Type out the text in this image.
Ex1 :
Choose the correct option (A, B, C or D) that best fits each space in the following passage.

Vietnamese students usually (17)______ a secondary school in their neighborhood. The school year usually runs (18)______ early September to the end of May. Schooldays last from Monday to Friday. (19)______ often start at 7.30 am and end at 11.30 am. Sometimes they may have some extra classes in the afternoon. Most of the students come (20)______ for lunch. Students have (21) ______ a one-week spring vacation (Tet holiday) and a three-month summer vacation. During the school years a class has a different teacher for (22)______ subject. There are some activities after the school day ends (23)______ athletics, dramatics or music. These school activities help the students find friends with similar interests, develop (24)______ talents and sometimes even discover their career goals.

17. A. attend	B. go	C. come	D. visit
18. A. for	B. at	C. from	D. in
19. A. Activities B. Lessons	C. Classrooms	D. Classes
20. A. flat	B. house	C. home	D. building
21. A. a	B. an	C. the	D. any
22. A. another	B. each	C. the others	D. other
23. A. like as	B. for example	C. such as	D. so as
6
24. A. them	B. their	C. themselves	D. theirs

━━━━━━━━━━━━━━━━━━━━

Give the listing again, word for word.

*Completed task*
Type out the text in this image.
Ex1 :
Choose the correct option (A, B, C or D) that best fits each space in the following passage.

Vietnamese students usually (17)______ a secondary school in their neighborhood. The school year usually runs (18)______ early September to the end of May. Schooldays last from Monday to Friday. (19)______ often start at 7.30 am and end at 11.30 am. Sometimes they may have some extra classes in the afternoon. Most of the students come (20)______ for lunch. Students have (21) ______ a one-week spring vacation (Tet holiday) and a three-month summer vacation. During the school years a class has a different teacher for (22)______ subject. There are some activities after the school day ends (23)______ athletics, dramatics or music. These school activities help the students find friends with similar interests, develop (24)______ talents and sometimes even discover their career goals.

17. A. attend	B. go	C. come	D. visit
18. A. for	B. at	C. from	D. in
19. A. Activities B. Lessons	C. Classrooms	D. Classes
20. A. flat	B. house	C. home	D. building
21. A. a	B. an	C. the	D. any
22. A. another	B. each	C. the others	D. other
23. A. like as	B. for example	C. such as	D. so as
6
24. A. them	B. their	C. themselves	D. theirs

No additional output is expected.